### Available records
(begin)
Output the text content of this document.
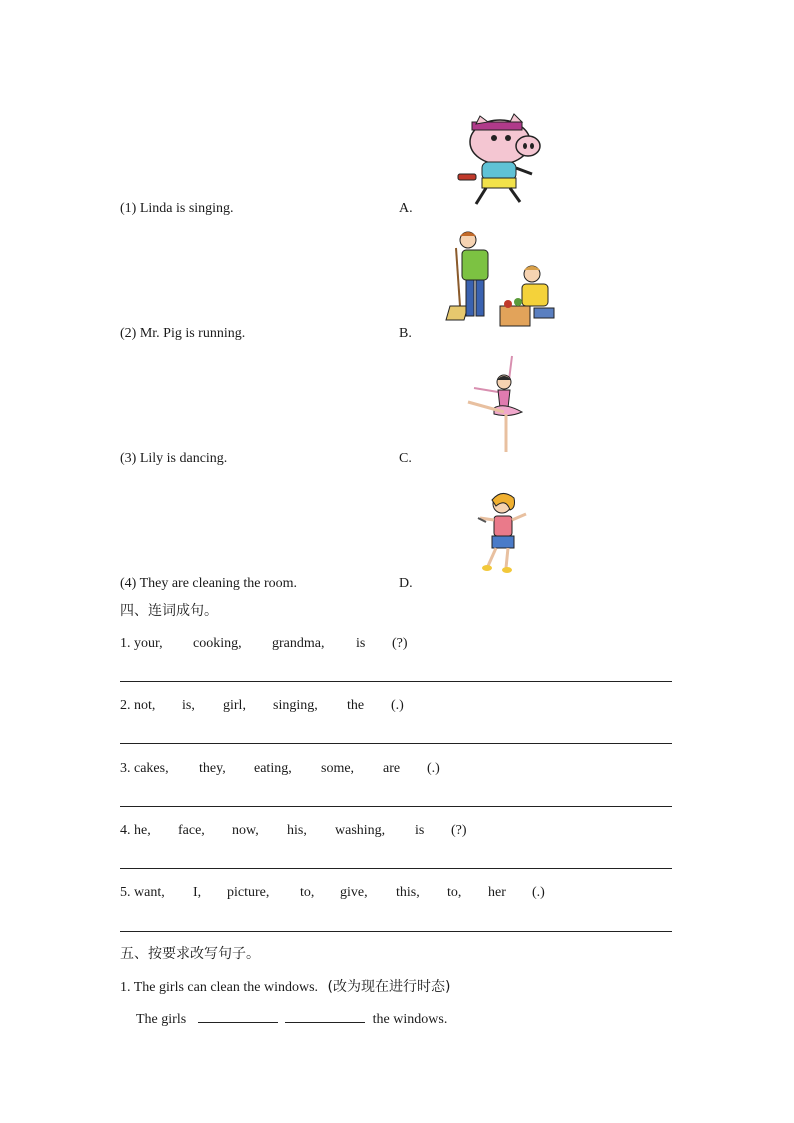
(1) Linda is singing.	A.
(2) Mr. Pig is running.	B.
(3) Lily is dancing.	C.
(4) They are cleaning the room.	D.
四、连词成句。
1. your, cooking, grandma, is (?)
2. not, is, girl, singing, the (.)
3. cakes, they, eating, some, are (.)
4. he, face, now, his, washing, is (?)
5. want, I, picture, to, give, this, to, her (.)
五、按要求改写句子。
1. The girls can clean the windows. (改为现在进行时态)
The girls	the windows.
(end)
### The task
All of the data needs repeating exactly, but the pictures do not.

### Reply to the task
Output the text content of this document.
(1) Linda is singing.	A.
(2) Mr. Pig is running.	B.
(3) Lily is dancing.	C.
(4) They are cleaning the room.	D.
四、连词成句。
1. your, cooking, grandma, is (?)
2. not, is, girl, singing, the (.)
3. cakes, they, eating, some, are (.)
4. he, face, now, his, washing, is (?)
5. want, I, picture, to, give, this, to, her (.)
五、按要求改写句子。
1. The girls can clean the windows. (改为现在进行时态)
The girls	the windows.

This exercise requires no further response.